Dataset items:
------------------------------------------------------------

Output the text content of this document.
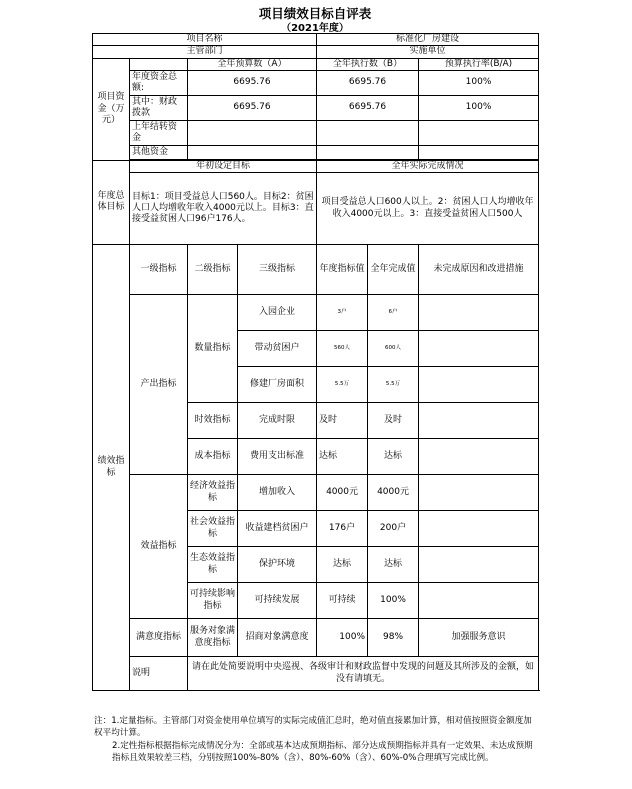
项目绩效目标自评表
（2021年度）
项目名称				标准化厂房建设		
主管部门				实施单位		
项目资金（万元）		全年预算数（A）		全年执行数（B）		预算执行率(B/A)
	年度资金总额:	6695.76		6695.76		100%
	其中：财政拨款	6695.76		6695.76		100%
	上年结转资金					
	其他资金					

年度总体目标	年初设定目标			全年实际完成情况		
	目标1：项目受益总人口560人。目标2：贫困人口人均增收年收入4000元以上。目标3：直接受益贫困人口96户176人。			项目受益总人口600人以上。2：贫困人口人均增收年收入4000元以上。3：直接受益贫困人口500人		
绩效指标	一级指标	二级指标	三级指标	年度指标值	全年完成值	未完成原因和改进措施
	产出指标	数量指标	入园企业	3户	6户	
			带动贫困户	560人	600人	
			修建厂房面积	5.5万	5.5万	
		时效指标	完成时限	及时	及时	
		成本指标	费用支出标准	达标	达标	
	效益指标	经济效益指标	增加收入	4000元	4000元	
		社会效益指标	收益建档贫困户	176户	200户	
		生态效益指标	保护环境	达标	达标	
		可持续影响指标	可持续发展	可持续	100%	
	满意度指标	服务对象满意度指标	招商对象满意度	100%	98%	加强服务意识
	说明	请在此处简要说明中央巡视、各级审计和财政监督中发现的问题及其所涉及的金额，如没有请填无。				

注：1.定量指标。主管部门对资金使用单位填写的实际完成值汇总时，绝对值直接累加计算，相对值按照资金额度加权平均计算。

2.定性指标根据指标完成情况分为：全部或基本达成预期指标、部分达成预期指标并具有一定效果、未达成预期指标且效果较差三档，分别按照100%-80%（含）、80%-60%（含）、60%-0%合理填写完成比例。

------------------------------------------------------------

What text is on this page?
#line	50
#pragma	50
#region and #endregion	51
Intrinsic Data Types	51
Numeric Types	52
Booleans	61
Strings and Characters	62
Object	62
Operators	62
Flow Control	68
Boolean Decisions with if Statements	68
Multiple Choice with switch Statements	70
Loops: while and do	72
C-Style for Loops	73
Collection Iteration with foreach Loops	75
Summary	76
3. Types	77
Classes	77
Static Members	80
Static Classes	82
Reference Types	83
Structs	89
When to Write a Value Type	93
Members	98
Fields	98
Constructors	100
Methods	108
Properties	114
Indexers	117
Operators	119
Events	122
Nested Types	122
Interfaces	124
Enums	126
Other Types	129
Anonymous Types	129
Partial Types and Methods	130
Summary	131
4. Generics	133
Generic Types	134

------------------------------------------------------------

Go over the records above and tally the lines with the word "Methods" in them. Give the number alone.

— Solved exercise —
2